■ SELECTED PASSAGE ■
┌──

Russia supports the separatists with weapons, fighters and consultants. When people began calling for Washington to also massively intervene in 2015, the Ukraine conflict risked escalating into a war between East and West.
The newly leaked emails reveal a clandestine network of Western agitators around the NATO military chief, whose presence fueled the conflict in Ukraine. Many allies found in Breedlove’s alarmist public statements about alleged large Russian troop movements cause for concern early on. Earlier this year, the general was assuring the world that US European Command was “deterring Russia now and preparing to fight and win if necessary.”
The emails document for the first time the questionable sources from whom Breedlove was getting his information. He had exaggerated Russian activities in eastern Ukraine with the overt goal of delivering weapons to Kiev.
The general and his likeminded colleagues perceived US President Barack Obama, the commander-in-chief of all American forces, as well as German Chancellor Angela Merkel as obstacles. Obama and Merkel were being “politically naive & counter-productive” in their calls for de-escalation, according to Phillip Karber, a central figure in Breedlove’s network who was feeding information from Ukraine to the general.

└──

■ LISTED ENTRIES ■
┌──

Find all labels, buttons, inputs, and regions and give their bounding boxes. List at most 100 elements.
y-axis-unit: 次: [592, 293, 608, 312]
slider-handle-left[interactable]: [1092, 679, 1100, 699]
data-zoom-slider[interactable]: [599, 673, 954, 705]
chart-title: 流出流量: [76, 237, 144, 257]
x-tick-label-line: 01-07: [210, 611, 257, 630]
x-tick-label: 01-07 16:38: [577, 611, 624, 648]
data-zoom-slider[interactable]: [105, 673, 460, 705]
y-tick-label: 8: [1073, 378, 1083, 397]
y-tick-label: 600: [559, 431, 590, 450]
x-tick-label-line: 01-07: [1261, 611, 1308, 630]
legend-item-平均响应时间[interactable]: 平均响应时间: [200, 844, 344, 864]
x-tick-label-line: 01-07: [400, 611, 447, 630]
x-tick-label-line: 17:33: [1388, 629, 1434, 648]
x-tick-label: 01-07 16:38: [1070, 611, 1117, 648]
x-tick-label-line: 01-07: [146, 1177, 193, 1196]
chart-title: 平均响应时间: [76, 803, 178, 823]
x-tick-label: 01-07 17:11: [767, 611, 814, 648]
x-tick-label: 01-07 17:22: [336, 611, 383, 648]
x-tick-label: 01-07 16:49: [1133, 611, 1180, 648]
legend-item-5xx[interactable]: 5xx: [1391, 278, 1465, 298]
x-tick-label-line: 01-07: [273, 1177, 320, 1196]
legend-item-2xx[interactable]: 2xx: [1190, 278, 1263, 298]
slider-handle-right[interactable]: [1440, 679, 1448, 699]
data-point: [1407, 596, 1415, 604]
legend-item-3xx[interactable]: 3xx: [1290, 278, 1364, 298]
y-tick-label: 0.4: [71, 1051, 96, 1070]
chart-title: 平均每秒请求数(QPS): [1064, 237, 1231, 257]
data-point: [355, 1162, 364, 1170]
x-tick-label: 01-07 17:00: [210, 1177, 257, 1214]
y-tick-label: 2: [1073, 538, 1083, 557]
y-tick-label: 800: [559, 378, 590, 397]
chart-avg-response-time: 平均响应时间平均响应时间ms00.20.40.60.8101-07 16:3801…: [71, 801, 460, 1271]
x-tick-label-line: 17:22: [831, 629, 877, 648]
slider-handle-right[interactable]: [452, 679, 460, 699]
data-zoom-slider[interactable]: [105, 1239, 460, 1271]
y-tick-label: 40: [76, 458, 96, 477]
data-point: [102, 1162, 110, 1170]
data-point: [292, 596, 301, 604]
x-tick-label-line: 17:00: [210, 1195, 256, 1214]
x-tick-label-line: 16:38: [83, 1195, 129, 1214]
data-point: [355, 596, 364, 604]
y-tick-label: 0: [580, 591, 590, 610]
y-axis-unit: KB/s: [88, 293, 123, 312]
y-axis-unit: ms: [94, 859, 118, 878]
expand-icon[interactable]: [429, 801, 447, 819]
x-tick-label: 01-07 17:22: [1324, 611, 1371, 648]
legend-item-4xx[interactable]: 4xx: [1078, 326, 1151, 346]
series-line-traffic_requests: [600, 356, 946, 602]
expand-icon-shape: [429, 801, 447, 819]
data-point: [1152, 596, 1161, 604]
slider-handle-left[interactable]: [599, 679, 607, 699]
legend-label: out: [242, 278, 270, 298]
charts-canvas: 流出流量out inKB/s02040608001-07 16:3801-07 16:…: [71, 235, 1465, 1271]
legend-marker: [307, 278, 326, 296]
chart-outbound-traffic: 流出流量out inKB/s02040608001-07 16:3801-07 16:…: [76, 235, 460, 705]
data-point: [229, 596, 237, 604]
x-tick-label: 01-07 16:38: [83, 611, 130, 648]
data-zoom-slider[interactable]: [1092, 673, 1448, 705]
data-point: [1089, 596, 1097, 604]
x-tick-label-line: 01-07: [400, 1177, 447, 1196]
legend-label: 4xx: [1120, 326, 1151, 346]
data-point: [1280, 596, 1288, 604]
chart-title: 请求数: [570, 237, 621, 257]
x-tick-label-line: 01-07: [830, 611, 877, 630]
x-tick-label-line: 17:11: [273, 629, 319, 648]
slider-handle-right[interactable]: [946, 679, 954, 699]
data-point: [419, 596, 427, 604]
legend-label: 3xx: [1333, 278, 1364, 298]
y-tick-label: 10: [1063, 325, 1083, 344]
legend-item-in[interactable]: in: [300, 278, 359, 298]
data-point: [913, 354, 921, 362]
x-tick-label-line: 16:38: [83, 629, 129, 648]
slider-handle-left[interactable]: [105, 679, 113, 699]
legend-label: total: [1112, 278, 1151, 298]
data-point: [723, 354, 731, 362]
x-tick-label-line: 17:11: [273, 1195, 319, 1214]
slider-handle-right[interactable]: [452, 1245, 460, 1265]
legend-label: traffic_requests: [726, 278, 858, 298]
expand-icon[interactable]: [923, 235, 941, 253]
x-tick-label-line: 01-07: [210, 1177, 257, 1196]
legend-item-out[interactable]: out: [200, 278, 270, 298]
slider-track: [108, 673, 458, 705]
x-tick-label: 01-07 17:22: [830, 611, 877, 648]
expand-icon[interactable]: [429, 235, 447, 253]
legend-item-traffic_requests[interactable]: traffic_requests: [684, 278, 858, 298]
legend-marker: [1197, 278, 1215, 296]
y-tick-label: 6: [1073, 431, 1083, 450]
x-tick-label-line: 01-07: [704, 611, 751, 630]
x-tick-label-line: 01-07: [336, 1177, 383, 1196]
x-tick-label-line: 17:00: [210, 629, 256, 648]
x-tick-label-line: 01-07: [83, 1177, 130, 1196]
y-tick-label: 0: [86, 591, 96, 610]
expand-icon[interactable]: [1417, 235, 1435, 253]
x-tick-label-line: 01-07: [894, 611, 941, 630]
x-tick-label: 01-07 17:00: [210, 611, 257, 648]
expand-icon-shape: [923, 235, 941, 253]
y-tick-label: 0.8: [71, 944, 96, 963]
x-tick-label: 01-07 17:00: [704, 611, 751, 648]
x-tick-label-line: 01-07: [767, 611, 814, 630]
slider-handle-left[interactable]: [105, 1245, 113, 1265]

└──

■ GOAL 1 ■
Decide whether each statement below agrees with the Breedlove emails passage, answering yes or no and quoting the deciding words from it.
(a) Phillip Karber supplied Breedlove with information from Ukraine.
(b) Many allies were reassured by Breedlove's public statements about Russian troop movements.
(c) Obama and Merkel were pressing for escalation.
■ GOAL 2 ■
Pick up the Breedlove emails passage after its last sentence and continue it.

■ RESULT 1 ■
(a) Yes: "a central figure in Breedlove’s network who was feeding information from Ukraine to the general."
(b) No: "Many allies found in Breedlove’s alarmist public statements about alleged large Russian troop movements cause for concern early on."
(c) No: "Obama and Merkel were being “politically naive & counter-productive” in their calls for de-escalation."

■ RESULT 2 ■
“I think POTUS sees us as a threat that must be minimized,… ie do not get me into a war????” Breedlove wrote in one email, using the acronym for the president of the United States. How could Obama be persuaded to be more “engaged” in the conflict in Ukraine — read: deliver weapons — Breedlove had asked former Secretary of State Colin Powell.
Breedlove sought counsel from some very prominent people, his emails show. Among them were Wesley Clark, Breedlove’s predecessor at NATO, Victoria Nuland, the assistant secretary of state for European and Eurasian affairs at the State Department, and Geoffrey Pyatt, the US ambassador to Kiev.
One name that kept popping up was Phillip Karber, an adjunct assistant professor at Georgetown University in Washington DC and president of the Potomac Foundation, a conservative think tank founded by the former defense contractor BDM. By its own account, the foundation has helped eastern European countries prepare their accession into NATO. Now the Ukrainian parliament and the government in Kiev were asking Karber for help.
On February 16, 2015, when the Ukraine crisis had reached its climax, Karber wrote an email to Breedlove, Clark, Pyatt and Rose Gottemoeller, the under secretary for arms control and international security at the State Department, who will be moving to Brussels this fall to take up the post of deputy secretary general of NATO. Karber was in Warsaw, and he said he had found surreptitious channels to get weapons to Ukraine — without the US being directly involved.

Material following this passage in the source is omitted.